╭─ Information provided
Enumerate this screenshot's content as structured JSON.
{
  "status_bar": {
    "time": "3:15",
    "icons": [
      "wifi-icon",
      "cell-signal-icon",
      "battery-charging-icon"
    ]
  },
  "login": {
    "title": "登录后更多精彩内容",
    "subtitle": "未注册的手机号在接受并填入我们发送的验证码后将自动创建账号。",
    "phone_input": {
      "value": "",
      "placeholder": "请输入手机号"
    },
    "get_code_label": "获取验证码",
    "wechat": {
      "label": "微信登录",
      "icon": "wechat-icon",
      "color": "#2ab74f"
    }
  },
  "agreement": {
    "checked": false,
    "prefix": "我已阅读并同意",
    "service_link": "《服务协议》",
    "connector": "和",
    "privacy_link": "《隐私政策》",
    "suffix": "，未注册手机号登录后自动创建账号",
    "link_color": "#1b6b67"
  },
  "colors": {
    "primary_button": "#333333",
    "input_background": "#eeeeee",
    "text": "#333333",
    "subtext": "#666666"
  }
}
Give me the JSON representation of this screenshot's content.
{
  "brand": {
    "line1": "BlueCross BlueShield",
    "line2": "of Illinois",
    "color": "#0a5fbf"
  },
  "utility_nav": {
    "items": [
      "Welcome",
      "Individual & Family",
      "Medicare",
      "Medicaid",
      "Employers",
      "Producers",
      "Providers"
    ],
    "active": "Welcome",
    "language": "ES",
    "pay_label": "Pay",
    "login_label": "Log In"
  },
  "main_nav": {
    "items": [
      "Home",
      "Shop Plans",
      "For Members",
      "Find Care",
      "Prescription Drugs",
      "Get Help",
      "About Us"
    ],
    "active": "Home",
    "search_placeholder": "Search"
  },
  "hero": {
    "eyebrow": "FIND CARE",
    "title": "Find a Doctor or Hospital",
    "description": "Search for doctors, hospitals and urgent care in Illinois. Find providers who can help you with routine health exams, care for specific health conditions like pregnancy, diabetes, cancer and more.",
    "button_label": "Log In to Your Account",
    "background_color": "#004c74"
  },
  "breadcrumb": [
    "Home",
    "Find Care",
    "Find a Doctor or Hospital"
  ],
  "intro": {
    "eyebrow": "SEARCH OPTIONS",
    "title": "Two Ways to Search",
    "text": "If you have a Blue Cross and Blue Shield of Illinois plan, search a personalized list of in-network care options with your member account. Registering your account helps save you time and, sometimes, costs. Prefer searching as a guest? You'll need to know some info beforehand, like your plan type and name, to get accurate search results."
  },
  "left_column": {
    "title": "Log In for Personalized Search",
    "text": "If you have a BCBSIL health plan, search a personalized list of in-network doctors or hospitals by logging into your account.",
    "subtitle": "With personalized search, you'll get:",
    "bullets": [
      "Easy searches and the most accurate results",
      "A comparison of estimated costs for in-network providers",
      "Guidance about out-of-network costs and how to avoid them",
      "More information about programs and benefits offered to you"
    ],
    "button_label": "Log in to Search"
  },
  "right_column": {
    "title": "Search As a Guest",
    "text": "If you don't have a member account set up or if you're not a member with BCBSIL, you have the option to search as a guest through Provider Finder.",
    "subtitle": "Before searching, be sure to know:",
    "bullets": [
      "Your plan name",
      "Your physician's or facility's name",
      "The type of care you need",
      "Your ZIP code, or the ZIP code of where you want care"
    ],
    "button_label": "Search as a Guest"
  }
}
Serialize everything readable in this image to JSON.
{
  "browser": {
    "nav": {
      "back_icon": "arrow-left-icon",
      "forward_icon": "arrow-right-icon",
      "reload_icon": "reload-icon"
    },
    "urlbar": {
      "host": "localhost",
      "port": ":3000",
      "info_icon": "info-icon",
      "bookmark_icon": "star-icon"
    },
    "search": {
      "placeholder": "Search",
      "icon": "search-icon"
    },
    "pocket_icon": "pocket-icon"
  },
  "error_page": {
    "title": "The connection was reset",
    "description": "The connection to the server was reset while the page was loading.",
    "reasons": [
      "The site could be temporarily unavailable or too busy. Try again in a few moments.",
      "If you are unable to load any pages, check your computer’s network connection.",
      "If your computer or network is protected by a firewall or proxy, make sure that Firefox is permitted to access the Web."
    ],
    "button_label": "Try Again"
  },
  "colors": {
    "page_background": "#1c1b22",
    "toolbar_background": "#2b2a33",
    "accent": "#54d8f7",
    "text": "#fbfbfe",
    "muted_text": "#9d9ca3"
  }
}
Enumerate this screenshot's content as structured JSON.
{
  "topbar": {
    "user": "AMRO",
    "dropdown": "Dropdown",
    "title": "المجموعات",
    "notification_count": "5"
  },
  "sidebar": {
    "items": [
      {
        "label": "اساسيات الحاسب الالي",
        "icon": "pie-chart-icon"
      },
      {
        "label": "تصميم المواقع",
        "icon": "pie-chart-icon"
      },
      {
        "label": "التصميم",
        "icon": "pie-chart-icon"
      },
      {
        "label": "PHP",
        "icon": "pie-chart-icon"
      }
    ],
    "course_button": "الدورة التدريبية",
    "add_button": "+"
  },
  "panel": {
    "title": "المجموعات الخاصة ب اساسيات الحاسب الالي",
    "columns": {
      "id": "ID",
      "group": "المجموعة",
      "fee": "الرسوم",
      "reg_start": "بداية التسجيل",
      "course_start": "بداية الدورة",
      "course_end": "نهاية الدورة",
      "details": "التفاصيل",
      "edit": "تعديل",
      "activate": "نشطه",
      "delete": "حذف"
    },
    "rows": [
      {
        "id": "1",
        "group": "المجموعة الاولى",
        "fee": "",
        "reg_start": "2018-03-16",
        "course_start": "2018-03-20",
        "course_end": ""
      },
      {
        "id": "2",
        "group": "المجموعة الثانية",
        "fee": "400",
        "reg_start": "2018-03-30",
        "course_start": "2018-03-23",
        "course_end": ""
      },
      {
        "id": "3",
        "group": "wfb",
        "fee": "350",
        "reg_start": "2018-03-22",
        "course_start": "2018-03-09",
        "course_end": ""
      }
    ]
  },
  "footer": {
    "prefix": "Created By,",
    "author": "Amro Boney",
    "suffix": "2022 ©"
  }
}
╰─
**Short task:** Please quote every record above exactly as it appears.

**Completed task:**
Enumerate this screenshot's content as structured JSON.
{
  "status_bar": {
    "time": "3:15",
    "icons": [
      "wifi-icon",
      "cell-signal-icon",
      "battery-charging-icon"
    ]
  },
  "login": {
    "title": "登录后更多精彩内容",
    "subtitle": "未注册的手机号在接受并填入我们发送的验证码后将自动创建账号。",
    "phone_input": {
      "value": "",
      "placeholder": "请输入手机号"
    },
    "get_code_label": "获取验证码",
    "wechat": {
      "label": "微信登录",
      "icon": "wechat-icon",
      "color": "#2ab74f"
    }
  },
  "agreement": {
    "checked": false,
    "prefix": "我已阅读并同意",
    "service_link": "《服务协议》",
    "connector": "和",
    "privacy_link": "《隐私政策》",
    "suffix": "，未注册手机号登录后自动创建账号",
    "link_color": "#1b6b67"
  },
  "colors": {
    "primary_button": "#333333",
    "input_background": "#eeeeee",
    "text": "#333333",
    "subtext": "#666666"
  }
}
Give me the JSON representation of this screenshot's content.
{
  "brand": {
    "line1": "BlueCross BlueShield",
    "line2": "of Illinois",
    "color": "#0a5fbf"
  },
  "utility_nav": {
    "items": [
      "Welcome",
      "Individual & Family",
      "Medicare",
      "Medicaid",
      "Employers",
      "Producers",
      "Providers"
    ],
    "active": "Welcome",
    "language": "ES",
    "pay_label": "Pay",
    "login_label": "Log In"
  },
  "main_nav": {
    "items": [
      "Home",
      "Shop Plans",
      "For Members",
      "Find Care",
      "Prescription Drugs",
      "Get Help",
      "About Us"
    ],
    "active": "Home",
    "search_placeholder": "Search"
  },
  "hero": {
    "eyebrow": "FIND CARE",
    "title": "Find a Doctor or Hospital",
    "description": "Search for doctors, hospitals and urgent care in Illinois. Find providers who can help you with routine health exams, care for specific health conditions like pregnancy, diabetes, cancer and more.",
    "button_label": "Log In to Your Account",
    "background_color": "#004c74"
  },
  "breadcrumb": [
    "Home",
    "Find Care",
    "Find a Doctor or Hospital"
  ],
  "intro": {
    "eyebrow": "SEARCH OPTIONS",
    "title": "Two Ways to Search",
    "text": "If you have a Blue Cross and Blue Shield of Illinois plan, search a personalized list of in-network care options with your member account. Registering your account helps save you time and, sometimes, costs. Prefer searching as a guest? You'll need to know some info beforehand, like your plan type and name, to get accurate search results."
  },
  "left_column": {
    "title": "Log In for Personalized Search",
    "text": "If you have a BCBSIL health plan, search a personalized list of in-network doctors or hospitals by logging into your account.",
    "subtitle": "With personalized search, you'll get:",
    "bullets": [
      "Easy searches and the most accurate results",
      "A comparison of estimated costs for in-network providers",
      "Guidance about out-of-network costs and how to avoid them",
      "More information about programs and benefits offered to you"
    ],
    "button_label": "Log in to Search"
  },
  "right_column": {
    "title": "Search As a Guest",
    "text": "If you don't have a member account set up or if you're not a member with BCBSIL, you have the option to search as a guest through Provider Finder.",
    "subtitle": "Before searching, be sure to know:",
    "bullets": [
      "Your plan name",
      "Your physician's or facility's name",
      "The type of care you need",
      "Your ZIP code, or the ZIP code of where you want care"
    ],
    "button_label": "Search as a Guest"
  }
}
Serialize everything readable in this image to JSON.
{
  "browser": {
    "nav": {
      "back_icon": "arrow-left-icon",
      "forward_icon": "arrow-right-icon",
      "reload_icon": "reload-icon"
    },
    "urlbar": {
      "host": "localhost",
      "port": ":3000",
      "info_icon": "info-icon",
      "bookmark_icon": "star-icon"
    },
    "search": {
      "placeholder": "Search",
      "icon": "search-icon"
    },
    "pocket_icon": "pocket-icon"
  },
  "error_page": {
    "title": "The connection was reset",
    "description": "The connection to the server was reset while the page was loading.",
    "reasons": [
      "The site could be temporarily unavailable or too busy. Try again in a few moments.",
      "If you are unable to load any pages, check your computer’s network connection.",
      "If your computer or network is protected by a firewall or proxy, make sure that Firefox is permitted to access the Web."
    ],
    "button_label": "Try Again"
  },
  "colors": {
    "page_background": "#1c1b22",
    "toolbar_background": "#2b2a33",
    "accent": "#54d8f7",
    "text": "#fbfbfe",
    "muted_text": "#9d9ca3"
  }
}
Enumerate this screenshot's content as structured JSON.
{
  "topbar": {
    "user": "AMRO",
    "dropdown": "Dropdown",
    "title": "المجموعات",
    "notification_count": "5"
  },
  "sidebar": {
    "items": [
      {
        "label": "اساسيات الحاسب الالي",
        "icon": "pie-chart-icon"
      },
      {
        "label": "تصميم المواقع",
        "icon": "pie-chart-icon"
      },
      {
        "label": "التصميم",
        "icon": "pie-chart-icon"
      },
      {
        "label": "PHP",
        "icon": "pie-chart-icon"
      }
    ],
    "course_button": "الدورة التدريبية",
    "add_button": "+"
  },
  "panel": {
    "title": "المجموعات الخاصة ب اساسيات الحاسب الالي",
    "columns": {
      "id": "ID",
      "group": "المجموعة",
      "fee": "الرسوم",
      "reg_start": "بداية التسجيل",
      "course_start": "بداية الدورة",
      "course_end": "نهاية الدورة",
      "details": "التفاصيل",
      "edit": "تعديل",
      "activate": "نشطه",
      "delete": "حذف"
    },
    "rows": [
      {
        "id": "1",
        "group": "المجموعة الاولى",
        "fee": "",
        "reg_start": "2018-03-16",
        "course_start": "2018-03-20",
        "course_end": ""
      },
      {
        "id": "2",
        "group": "المجموعة الثانية",
        "fee": "400",
        "reg_start": "2018-03-30",
        "course_start": "2018-03-23",
        "course_end": ""
      },
      {
        "id": "3",
        "group": "wfb",
        "fee": "350",
        "reg_start": "2018-03-22",
        "course_start": "2018-03-09",
        "course_end": ""
      }
    ]
  },
  "footer": {
    "prefix": "Created By,",
    "author": "Amro Boney",
    "suffix": "2022 ©"
  }
}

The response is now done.